> **YOUR TASK**
Retype the records below word for word and omit any image.

> **DATASET EXCERPTS**
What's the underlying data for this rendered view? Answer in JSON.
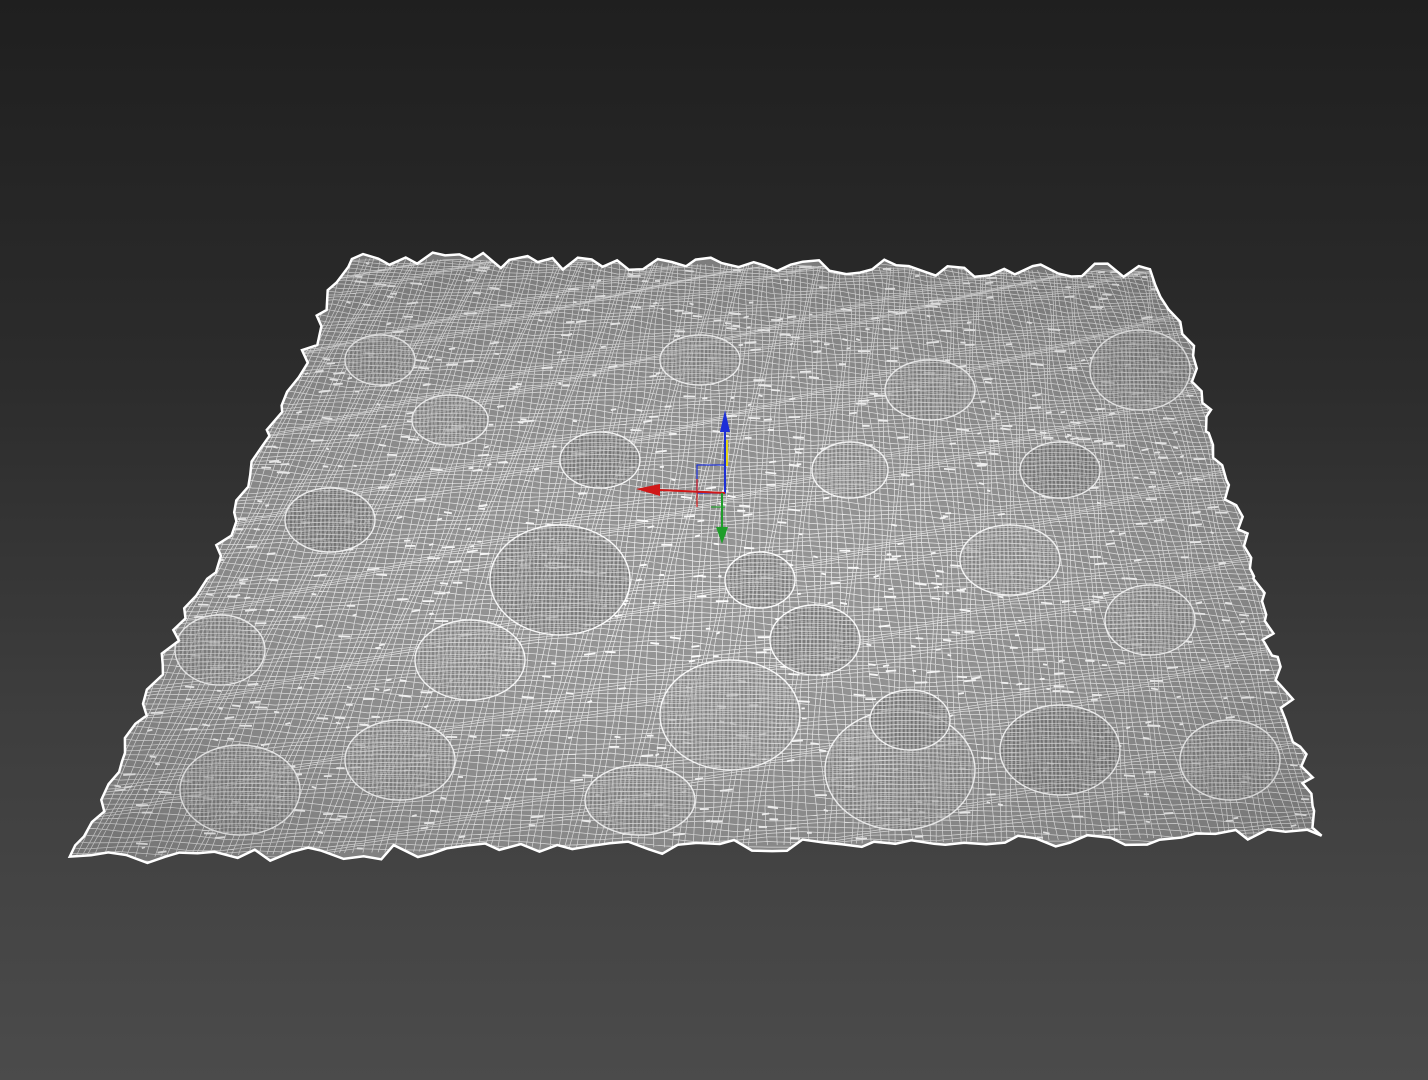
{
  "viewport": {
    "view": "perspective",
    "shading": "wireframe",
    "background_top": "#1f1f1f",
    "background_bottom": "#4b4b4b",
    "wire_color": "#ffffff",
    "mesh_fill": "#8c8c8c"
  },
  "mesh": {
    "type": "terrain-rock-ground",
    "icon": "wireframe-terrain"
  },
  "gizmo": {
    "type": "move-transform-gizmo",
    "x_axis_color": "#d01818",
    "y_axis_color": "#1f9e2a",
    "z_axis_color": "#1c2fd8",
    "plane_color": "#e2d21a"
  }
}
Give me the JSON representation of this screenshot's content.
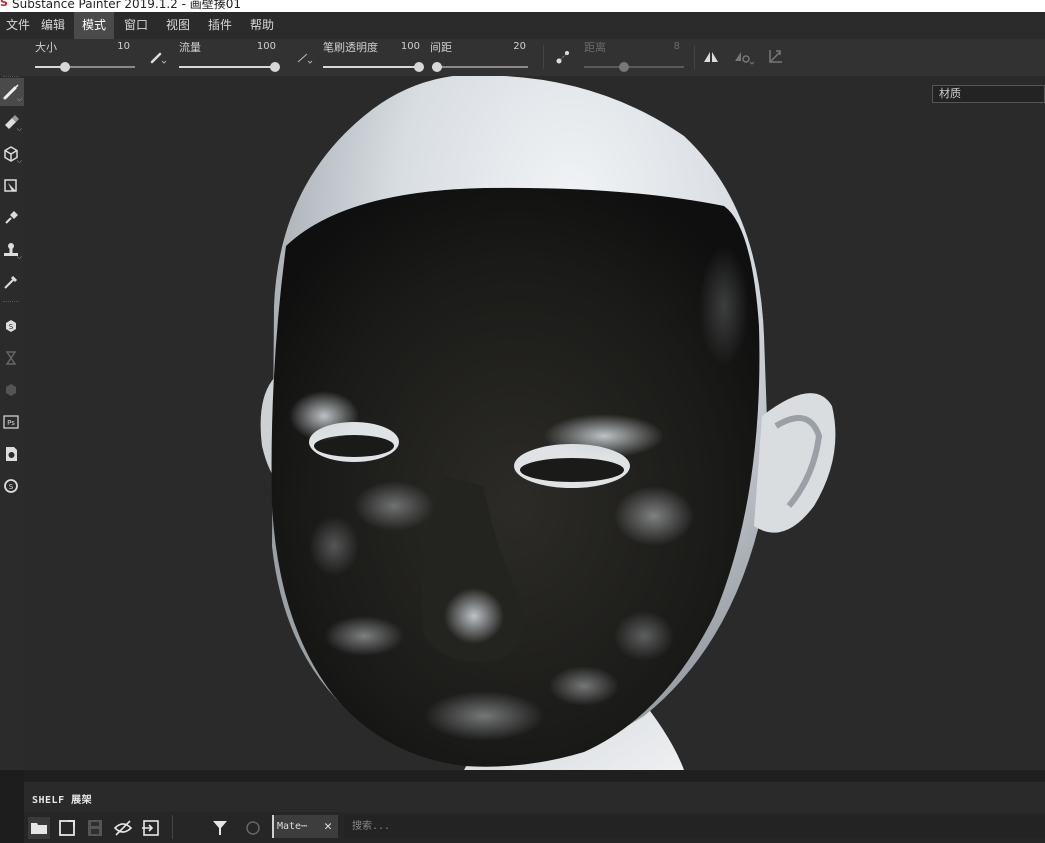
{
  "window": {
    "title": "Substance Painter 2019.1.2 - 画壁揍01"
  },
  "menu": [
    "文件",
    "编辑",
    "模式",
    "窗口",
    "视图",
    "插件",
    "帮助"
  ],
  "toolbar": {
    "size": {
      "label": "大小",
      "value": "10",
      "fraction": 0.3
    },
    "flow": {
      "label": "流量",
      "value": "100",
      "fraction": 1.0
    },
    "opacity": {
      "label": "笔刷透明度",
      "value": "100",
      "fraction": 1.0
    },
    "spacing": {
      "label": "间距",
      "value": "20",
      "fraction": 0.05
    },
    "distance": {
      "label": "距离",
      "value": "8",
      "fraction": 0.4
    }
  },
  "viewport": {
    "material_dropdown": "材质"
  },
  "shelf": {
    "title": "SHELF 展架",
    "filter_chip": "Mate⋯",
    "search_placeholder": "搜索..."
  },
  "icons": [
    "brush-icon",
    "eraser-icon",
    "projection-icon",
    "polygon-fill-icon",
    "smudge-icon",
    "clone-icon",
    "color-picker-icon",
    "substance-icon",
    "history-icon",
    "layer-icon",
    "photoshop-icon",
    "bake-icon",
    "sync-icon",
    "symmetry-icon",
    "lazy-mouse-icon",
    "snap-icon"
  ]
}
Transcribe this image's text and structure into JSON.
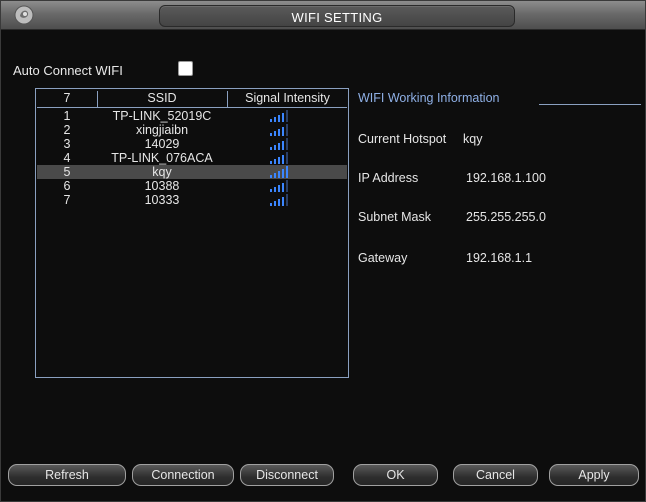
{
  "window": {
    "title": "WIFI SETTING"
  },
  "auto_connect": {
    "label": "Auto Connect WIFI",
    "checked": false
  },
  "table": {
    "headers": {
      "index": "7",
      "ssid": "SSID",
      "signal": "Signal Intensity"
    },
    "rows": [
      {
        "index": "1",
        "ssid": "TP-LINK_52019C",
        "signal_bars": 4,
        "selected": false
      },
      {
        "index": "2",
        "ssid": "xingjiaibn",
        "signal_bars": 4,
        "selected": false
      },
      {
        "index": "3",
        "ssid": "14029",
        "signal_bars": 4,
        "selected": false
      },
      {
        "index": "4",
        "ssid": "TP-LINK_076ACA",
        "signal_bars": 4,
        "selected": false
      },
      {
        "index": "5",
        "ssid": "kqy",
        "signal_bars": 5,
        "selected": true
      },
      {
        "index": "6",
        "ssid": "10388",
        "signal_bars": 4,
        "selected": false
      },
      {
        "index": "7",
        "ssid": "10333",
        "signal_bars": 4,
        "selected": false
      }
    ]
  },
  "info": {
    "heading": "WIFI Working Information",
    "current_hotspot": {
      "label": "Current Hotspot",
      "value": "kqy"
    },
    "ip": {
      "label": "IP Address",
      "value": "192.168.1.100"
    },
    "subnet": {
      "label": "Subnet Mask",
      "value": "255.255.255.0"
    },
    "gateway": {
      "label": "Gateway",
      "value": "192.168.1.1"
    }
  },
  "buttons": {
    "refresh": "Refresh",
    "connection": "Connection",
    "disconnect": "Disconnect",
    "ok": "OK",
    "cancel": "Cancel",
    "apply": "Apply"
  },
  "colors": {
    "background": "#0d0d0d",
    "signal": "#3b86ff",
    "accent_text": "#8fb0e6",
    "border": "#8aa0c0"
  },
  "icons": {
    "logo": "dvr-logo-icon",
    "signal": "signal-strength-icon"
  }
}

> **RESPONSE FOR THIS EXERCISE**
What's the underlying data for this rendered view? Answer in JSON.
{
  "viewport": {
    "view": "perspective",
    "shading": "wireframe",
    "background_top": "#1f1f1f",
    "background_bottom": "#4b4b4b",
    "wire_color": "#ffffff",
    "mesh_fill": "#8c8c8c"
  },
  "mesh": {
    "type": "terrain-rock-ground",
    "icon": "wireframe-terrain"
  },
  "gizmo": {
    "type": "move-transform-gizmo",
    "x_axis_color": "#d01818",
    "y_axis_color": "#1f9e2a",
    "z_axis_color": "#1c2fd8",
    "plane_color": "#e2d21a"
  }
}
Give me the JSON representation of this screenshot's content.
{
  "window": {
    "title": "Substance Painter 2019.1.2 - 画壁揍01"
  },
  "menu": [
    "文件",
    "编辑",
    "模式",
    "窗口",
    "视图",
    "插件",
    "帮助"
  ],
  "toolbar": {
    "size": {
      "label": "大小",
      "value": "10",
      "fraction": 0.3
    },
    "flow": {
      "label": "流量",
      "value": "100",
      "fraction": 1.0
    },
    "opacity": {
      "label": "笔刷透明度",
      "value": "100",
      "fraction": 1.0
    },
    "spacing": {
      "label": "间距",
      "value": "20",
      "fraction": 0.05
    },
    "distance": {
      "label": "距离",
      "value": "8",
      "fraction": 0.4
    }
  },
  "viewport": {
    "material_dropdown": "材质"
  },
  "shelf": {
    "title": "SHELF 展架",
    "filter_chip": "Mate⋯",
    "search_placeholder": "搜索..."
  },
  "icons": [
    "brush-icon",
    "eraser-icon",
    "projection-icon",
    "polygon-fill-icon",
    "smudge-icon",
    "clone-icon",
    "color-picker-icon",
    "substance-icon",
    "history-icon",
    "layer-icon",
    "photoshop-icon",
    "bake-icon",
    "sync-icon",
    "symmetry-icon",
    "lazy-mouse-icon",
    "snap-icon"
  ]
}
Transcribe this image's text and structure into JSON.
{
  "window": {
    "title": "WIFI SETTING"
  },
  "auto_connect": {
    "label": "Auto Connect WIFI",
    "checked": false
  },
  "table": {
    "headers": {
      "index": "7",
      "ssid": "SSID",
      "signal": "Signal Intensity"
    },
    "rows": [
      {
        "index": "1",
        "ssid": "TP-LINK_52019C",
        "signal_bars": 4,
        "selected": false
      },
      {
        "index": "2",
        "ssid": "xingjiaibn",
        "signal_bars": 4,
        "selected": false
      },
      {
        "index": "3",
        "ssid": "14029",
        "signal_bars": 4,
        "selected": false
      },
      {
        "index": "4",
        "ssid": "TP-LINK_076ACA",
        "signal_bars": 4,
        "selected": false
      },
      {
        "index": "5",
        "ssid": "kqy",
        "signal_bars": 5,
        "selected": true
      },
      {
        "index": "6",
        "ssid": "10388",
        "signal_bars": 4,
        "selected": false
      },
      {
        "index": "7",
        "ssid": "10333",
        "signal_bars": 4,
        "selected": false
      }
    ]
  },
  "info": {
    "heading": "WIFI Working Information",
    "current_hotspot": {
      "label": "Current Hotspot",
      "value": "kqy"
    },
    "ip": {
      "label": "IP Address",
      "value": "192.168.1.100"
    },
    "subnet": {
      "label": "Subnet Mask",
      "value": "255.255.255.0"
    },
    "gateway": {
      "label": "Gateway",
      "value": "192.168.1.1"
    }
  },
  "buttons": {
    "refresh": "Refresh",
    "connection": "Connection",
    "disconnect": "Disconnect",
    "ok": "OK",
    "cancel": "Cancel",
    "apply": "Apply"
  },
  "colors": {
    "background": "#0d0d0d",
    "signal": "#3b86ff",
    "accent_text": "#8fb0e6",
    "border": "#8aa0c0"
  },
  "icons": {
    "logo": "dvr-logo-icon",
    "signal": "signal-strength-icon"
  }
}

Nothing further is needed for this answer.